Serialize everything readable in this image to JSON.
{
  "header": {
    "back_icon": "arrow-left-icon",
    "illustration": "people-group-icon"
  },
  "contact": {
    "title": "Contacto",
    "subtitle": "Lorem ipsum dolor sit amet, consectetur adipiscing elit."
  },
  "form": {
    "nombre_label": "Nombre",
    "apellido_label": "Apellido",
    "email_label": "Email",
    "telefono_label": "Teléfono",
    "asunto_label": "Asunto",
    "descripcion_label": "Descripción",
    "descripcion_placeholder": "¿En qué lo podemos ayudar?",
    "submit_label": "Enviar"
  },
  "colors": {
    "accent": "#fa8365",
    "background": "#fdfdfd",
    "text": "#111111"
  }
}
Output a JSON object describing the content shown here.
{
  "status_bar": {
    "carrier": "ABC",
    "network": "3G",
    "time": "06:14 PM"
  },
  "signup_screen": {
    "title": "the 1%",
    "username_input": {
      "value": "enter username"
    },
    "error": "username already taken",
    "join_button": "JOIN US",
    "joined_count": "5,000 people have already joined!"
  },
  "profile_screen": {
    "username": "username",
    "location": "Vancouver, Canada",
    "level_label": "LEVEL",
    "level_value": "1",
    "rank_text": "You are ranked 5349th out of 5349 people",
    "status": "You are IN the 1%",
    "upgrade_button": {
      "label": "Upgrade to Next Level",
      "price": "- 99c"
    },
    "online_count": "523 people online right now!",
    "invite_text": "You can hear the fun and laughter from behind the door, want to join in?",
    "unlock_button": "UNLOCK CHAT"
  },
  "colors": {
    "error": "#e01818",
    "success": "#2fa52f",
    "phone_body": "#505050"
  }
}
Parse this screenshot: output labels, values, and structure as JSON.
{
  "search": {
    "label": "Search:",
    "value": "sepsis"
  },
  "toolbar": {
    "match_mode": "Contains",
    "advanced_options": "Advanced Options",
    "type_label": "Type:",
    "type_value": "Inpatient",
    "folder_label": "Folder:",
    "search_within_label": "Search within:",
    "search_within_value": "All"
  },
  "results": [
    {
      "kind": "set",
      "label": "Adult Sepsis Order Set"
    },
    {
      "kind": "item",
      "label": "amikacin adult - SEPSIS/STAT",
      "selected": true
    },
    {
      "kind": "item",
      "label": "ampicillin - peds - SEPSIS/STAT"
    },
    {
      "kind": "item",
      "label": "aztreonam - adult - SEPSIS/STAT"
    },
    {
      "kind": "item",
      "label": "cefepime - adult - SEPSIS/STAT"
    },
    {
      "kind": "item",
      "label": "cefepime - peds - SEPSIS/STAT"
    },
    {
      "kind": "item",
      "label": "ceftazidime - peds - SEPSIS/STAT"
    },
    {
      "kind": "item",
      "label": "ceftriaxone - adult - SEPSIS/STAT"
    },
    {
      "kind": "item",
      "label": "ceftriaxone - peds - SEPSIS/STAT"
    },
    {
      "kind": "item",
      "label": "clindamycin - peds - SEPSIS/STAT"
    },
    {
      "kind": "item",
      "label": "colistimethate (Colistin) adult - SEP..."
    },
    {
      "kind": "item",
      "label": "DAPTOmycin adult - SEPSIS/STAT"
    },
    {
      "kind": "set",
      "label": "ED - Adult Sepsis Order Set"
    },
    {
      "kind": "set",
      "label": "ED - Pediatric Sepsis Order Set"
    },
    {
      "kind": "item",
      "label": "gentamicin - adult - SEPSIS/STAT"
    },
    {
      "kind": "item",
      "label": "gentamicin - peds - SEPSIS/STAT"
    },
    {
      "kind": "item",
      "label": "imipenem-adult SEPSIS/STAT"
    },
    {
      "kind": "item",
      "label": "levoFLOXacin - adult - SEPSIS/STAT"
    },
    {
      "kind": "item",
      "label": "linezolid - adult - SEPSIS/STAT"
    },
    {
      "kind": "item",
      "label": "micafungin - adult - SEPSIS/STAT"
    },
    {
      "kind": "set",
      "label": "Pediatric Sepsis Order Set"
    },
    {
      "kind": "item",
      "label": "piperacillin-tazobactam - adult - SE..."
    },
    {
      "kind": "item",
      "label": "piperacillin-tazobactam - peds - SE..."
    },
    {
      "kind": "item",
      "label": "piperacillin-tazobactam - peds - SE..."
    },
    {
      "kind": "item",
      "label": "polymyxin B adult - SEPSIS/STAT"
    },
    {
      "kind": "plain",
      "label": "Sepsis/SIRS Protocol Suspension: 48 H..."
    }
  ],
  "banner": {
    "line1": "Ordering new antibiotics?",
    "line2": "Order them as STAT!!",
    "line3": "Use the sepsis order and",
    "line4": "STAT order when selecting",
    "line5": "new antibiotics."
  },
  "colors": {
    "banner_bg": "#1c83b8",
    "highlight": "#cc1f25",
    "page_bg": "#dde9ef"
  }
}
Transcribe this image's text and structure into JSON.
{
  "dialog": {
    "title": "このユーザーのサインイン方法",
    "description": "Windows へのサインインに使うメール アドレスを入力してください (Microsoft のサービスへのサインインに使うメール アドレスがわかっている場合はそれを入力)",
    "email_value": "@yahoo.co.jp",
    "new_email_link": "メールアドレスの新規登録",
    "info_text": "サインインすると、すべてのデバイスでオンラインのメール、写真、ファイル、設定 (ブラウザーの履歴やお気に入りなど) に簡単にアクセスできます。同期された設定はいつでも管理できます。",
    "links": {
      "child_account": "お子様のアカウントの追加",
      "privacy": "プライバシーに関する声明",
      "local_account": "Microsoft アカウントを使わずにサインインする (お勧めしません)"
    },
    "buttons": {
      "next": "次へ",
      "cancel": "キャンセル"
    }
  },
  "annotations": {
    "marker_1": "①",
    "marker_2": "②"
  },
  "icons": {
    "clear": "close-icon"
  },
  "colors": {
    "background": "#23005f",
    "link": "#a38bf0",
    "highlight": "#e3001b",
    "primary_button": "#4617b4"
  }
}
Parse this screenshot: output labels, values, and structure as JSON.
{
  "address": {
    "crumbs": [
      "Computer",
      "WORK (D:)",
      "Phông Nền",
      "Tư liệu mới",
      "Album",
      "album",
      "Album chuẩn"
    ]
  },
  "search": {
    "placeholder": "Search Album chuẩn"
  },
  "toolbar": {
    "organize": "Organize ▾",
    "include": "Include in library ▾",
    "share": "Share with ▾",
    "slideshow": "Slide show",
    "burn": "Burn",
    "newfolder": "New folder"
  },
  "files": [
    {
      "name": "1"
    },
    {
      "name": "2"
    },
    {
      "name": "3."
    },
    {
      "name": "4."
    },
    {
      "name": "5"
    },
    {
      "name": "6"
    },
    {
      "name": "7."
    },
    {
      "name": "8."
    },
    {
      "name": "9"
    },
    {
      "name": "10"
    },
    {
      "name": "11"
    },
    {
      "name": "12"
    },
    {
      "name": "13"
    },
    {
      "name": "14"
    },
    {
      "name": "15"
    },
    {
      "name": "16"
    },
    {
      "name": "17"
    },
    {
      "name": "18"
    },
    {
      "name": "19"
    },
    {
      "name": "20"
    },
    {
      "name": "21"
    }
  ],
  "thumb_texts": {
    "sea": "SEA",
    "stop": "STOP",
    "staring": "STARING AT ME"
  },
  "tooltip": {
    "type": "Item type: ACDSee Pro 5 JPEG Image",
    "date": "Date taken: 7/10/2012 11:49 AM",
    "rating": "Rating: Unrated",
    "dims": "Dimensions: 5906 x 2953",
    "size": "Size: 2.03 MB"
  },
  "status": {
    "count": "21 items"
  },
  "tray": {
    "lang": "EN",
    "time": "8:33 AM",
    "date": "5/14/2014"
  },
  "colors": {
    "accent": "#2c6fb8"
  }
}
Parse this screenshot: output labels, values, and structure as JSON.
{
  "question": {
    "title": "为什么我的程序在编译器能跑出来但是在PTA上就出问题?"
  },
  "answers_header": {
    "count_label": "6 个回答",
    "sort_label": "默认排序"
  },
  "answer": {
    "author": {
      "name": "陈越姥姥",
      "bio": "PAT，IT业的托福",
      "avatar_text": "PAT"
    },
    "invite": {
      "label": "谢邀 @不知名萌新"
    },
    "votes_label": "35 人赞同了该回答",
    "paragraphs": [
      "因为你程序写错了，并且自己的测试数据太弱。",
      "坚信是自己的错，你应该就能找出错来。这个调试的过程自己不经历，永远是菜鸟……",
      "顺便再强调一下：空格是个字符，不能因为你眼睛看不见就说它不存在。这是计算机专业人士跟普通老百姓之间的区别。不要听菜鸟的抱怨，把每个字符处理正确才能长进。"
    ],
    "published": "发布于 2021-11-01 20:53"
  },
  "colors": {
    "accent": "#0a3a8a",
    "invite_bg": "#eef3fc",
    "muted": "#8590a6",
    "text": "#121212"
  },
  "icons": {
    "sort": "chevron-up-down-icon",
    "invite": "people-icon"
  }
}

> **Stated goal**: Show each line in the entries that holds the string "Pediatric".

> **Finished task**:
      "label": "ED - Pediatric Sepsis Order Set"
      "label": "Pediatric Sepsis Order Set"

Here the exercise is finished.